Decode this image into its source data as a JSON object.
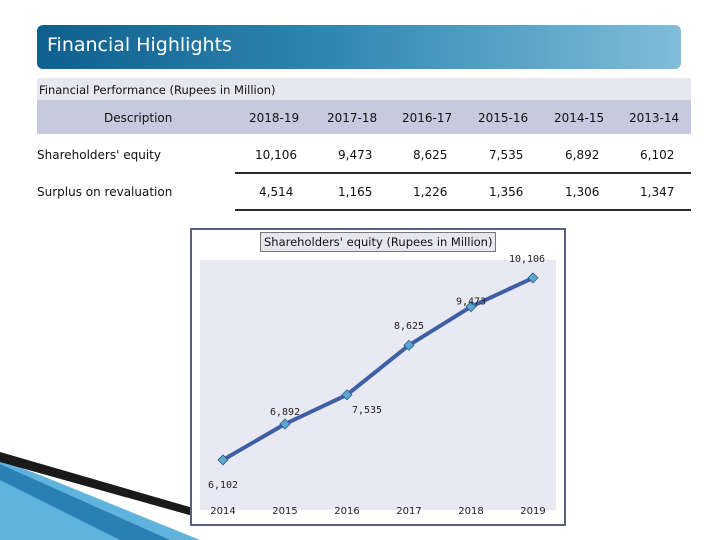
{
  "banner": {
    "title": "Financial Highlights"
  },
  "table": {
    "caption": "Financial Performance (Rupees in Million)",
    "description_header": "Description",
    "years": [
      "2018-19",
      "2017-18",
      "2016-17",
      "2015-16",
      "2014-15",
      "2013-14"
    ],
    "rows": [
      {
        "label": "Shareholders' equity",
        "values": [
          "10,106",
          "9,473",
          "8,625",
          "7,535",
          "6,892",
          "6,102"
        ]
      },
      {
        "label": "Surplus on revaluation",
        "values": [
          "4,514",
          "1,165",
          "1,226",
          "1,356",
          "1,306",
          "1,347"
        ]
      }
    ]
  },
  "chart_data": {
    "type": "line",
    "title": "Shareholders' equity (Rupees in Million)",
    "categories": [
      "2014",
      "2015",
      "2016",
      "2017",
      "2018",
      "2019"
    ],
    "values": [
      6102,
      6892,
      7535,
      8625,
      9473,
      10106
    ],
    "data_labels": [
      "6,102",
      "6,892",
      "7,535",
      "8,625",
      "9,473",
      "10,106"
    ],
    "ylim": [
      5000,
      10500
    ],
    "xlabel": "",
    "ylabel": "",
    "line_color": "#3f5fa5",
    "marker_color": "#5aa7d3"
  }
}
####
■ What is required ■
Leave out the pictures and retype every line above exactly.

■ Solution ■
Decode this image into its source data as a JSON object.
{
  "banner": {
    "title": "Financial Highlights"
  },
  "table": {
    "caption": "Financial Performance (Rupees in Million)",
    "description_header": "Description",
    "years": [
      "2018-19",
      "2017-18",
      "2016-17",
      "2015-16",
      "2014-15",
      "2013-14"
    ],
    "rows": [
      {
        "label": "Shareholders' equity",
        "values": [
          "10,106",
          "9,473",
          "8,625",
          "7,535",
          "6,892",
          "6,102"
        ]
      },
      {
        "label": "Surplus on revaluation",
        "values": [
          "4,514",
          "1,165",
          "1,226",
          "1,356",
          "1,306",
          "1,347"
        ]
      }
    ]
  },
  "chart_data": {
    "type": "line",
    "title": "Shareholders' equity (Rupees in Million)",
    "categories": [
      "2014",
      "2015",
      "2016",
      "2017",
      "2018",
      "2019"
    ],
    "values": [
      6102,
      6892,
      7535,
      8625,
      9473,
      10106
    ],
    "data_labels": [
      "6,102",
      "6,892",
      "7,535",
      "8,625",
      "9,473",
      "10,106"
    ],
    "ylim": [
      5000,
      10500
    ],
    "xlabel": "",
    "ylabel": "",
    "line_color": "#3f5fa5",
    "marker_color": "#5aa7d3"
  }
}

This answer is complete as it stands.